▶ [Data records]:
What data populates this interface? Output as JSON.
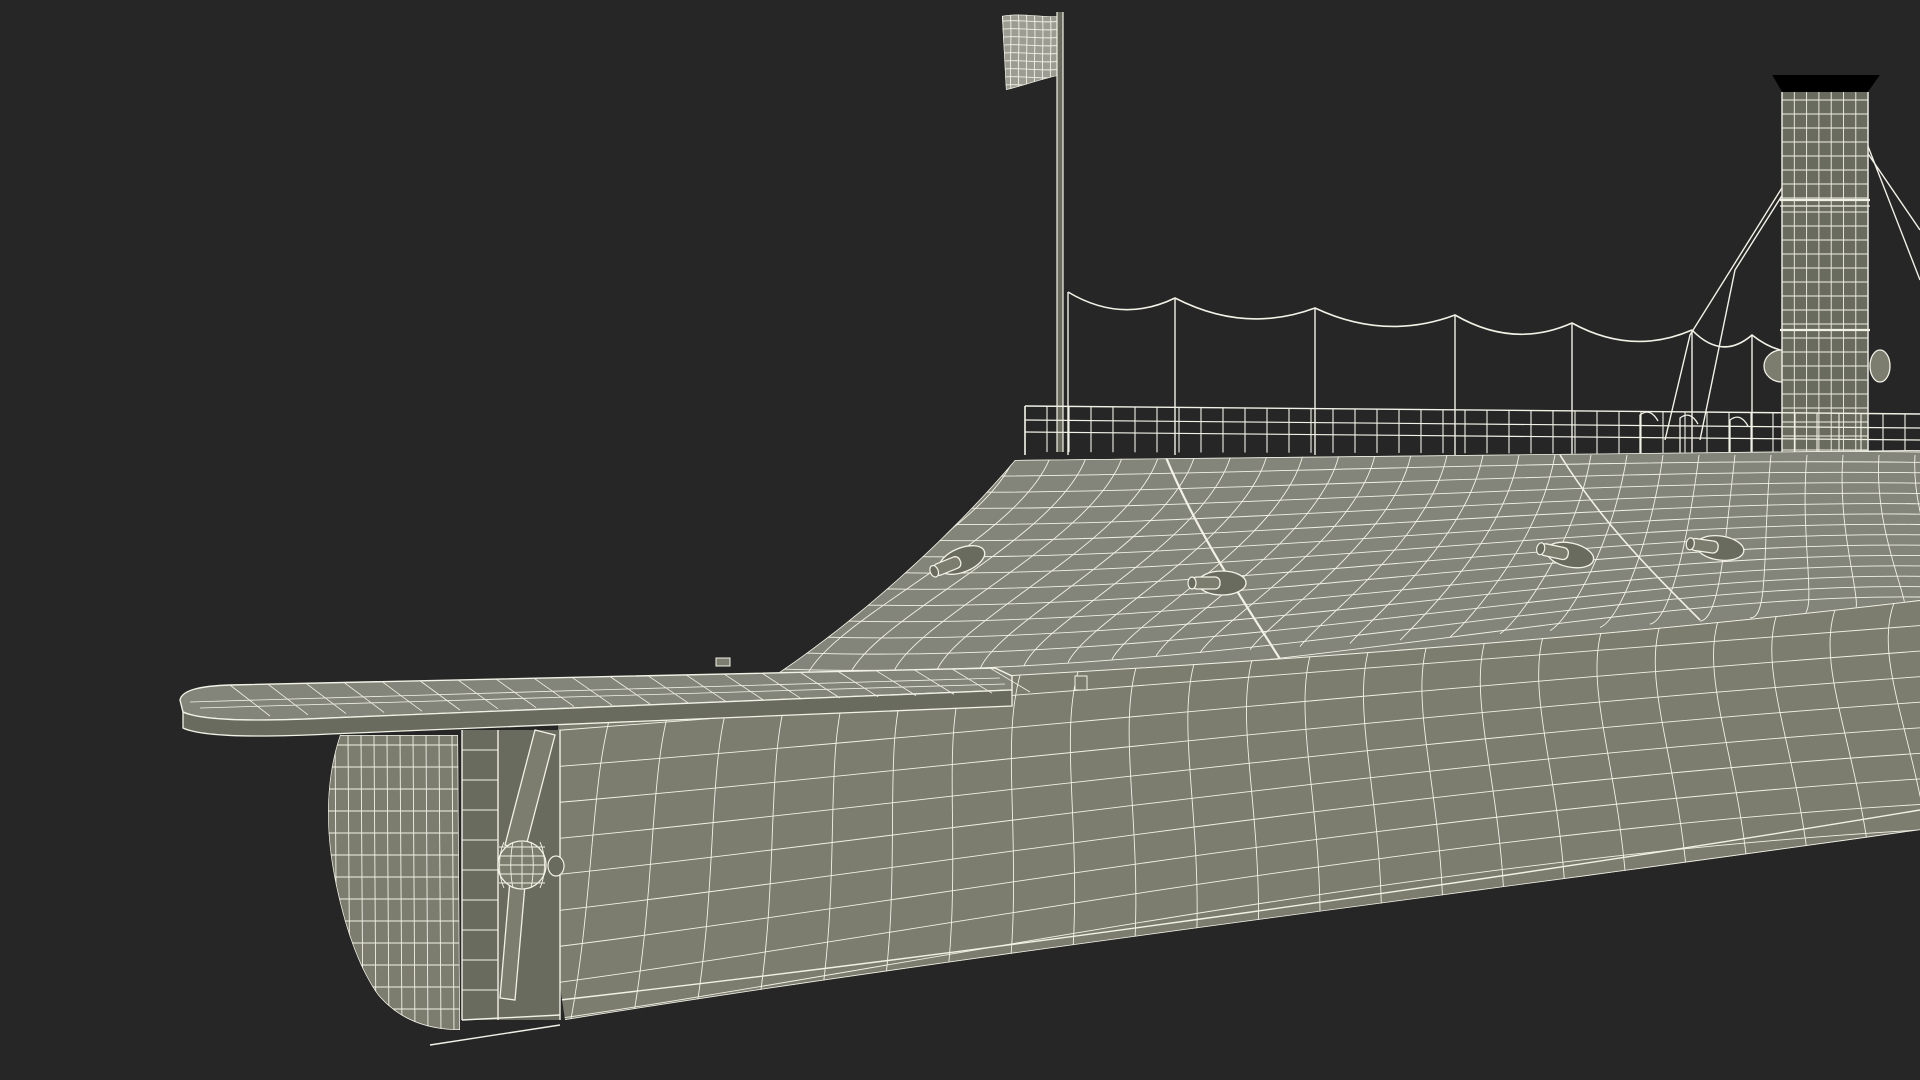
{
  "viewport": {
    "background": "#262626",
    "render_style": "wireframe-on-shaded"
  },
  "palette": {
    "wire": "#f2f1e6",
    "hull_surface": "#7c7d6f",
    "deck_surface": "#84857a",
    "shade_surface": "#6a6b5f",
    "flag_surface": "#9c9c92"
  },
  "model": {
    "subject": "ironclad-ship-stern",
    "parts": [
      "flag",
      "flagpole",
      "awning-rope",
      "railing",
      "smokestack",
      "casemate",
      "hull",
      "stern-deck",
      "rudder",
      "propeller",
      "gun-ports"
    ]
  }
}
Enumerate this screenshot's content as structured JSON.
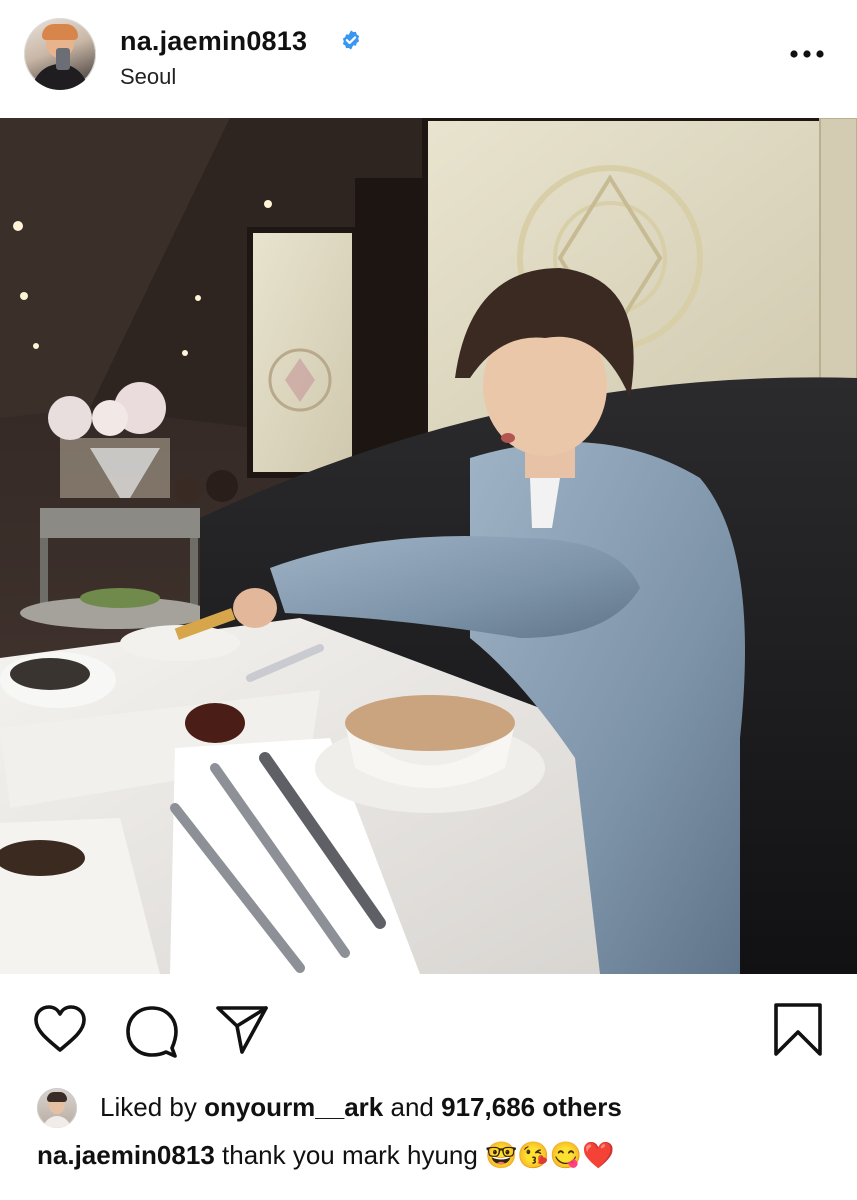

▶ [Task details]: Reproduce the material in full, word for word, and omit the pictures.

▶ [The output]:
What data populates this interface? Output as JSON.
{
  "viewport": {
    "background": "#262626",
    "render_style": "wireframe-on-shaded"
  },
  "palette": {
    "wire": "#f2f1e6",
    "hull_surface": "#7c7d6f",
    "deck_surface": "#84857a",
    "shade_surface": "#6a6b5f",
    "flag_surface": "#9c9c92"
  },
  "model": {
    "subject": "ironclad-ship-stern",
    "parts": [
      "flag",
      "flagpole",
      "awning-rope",
      "railing",
      "smokestack",
      "casemate",
      "hull",
      "stern-deck",
      "rudder",
      "propeller",
      "gun-ports"
    ]
  }
}
Enumerate this screenshot's content as structured JSON.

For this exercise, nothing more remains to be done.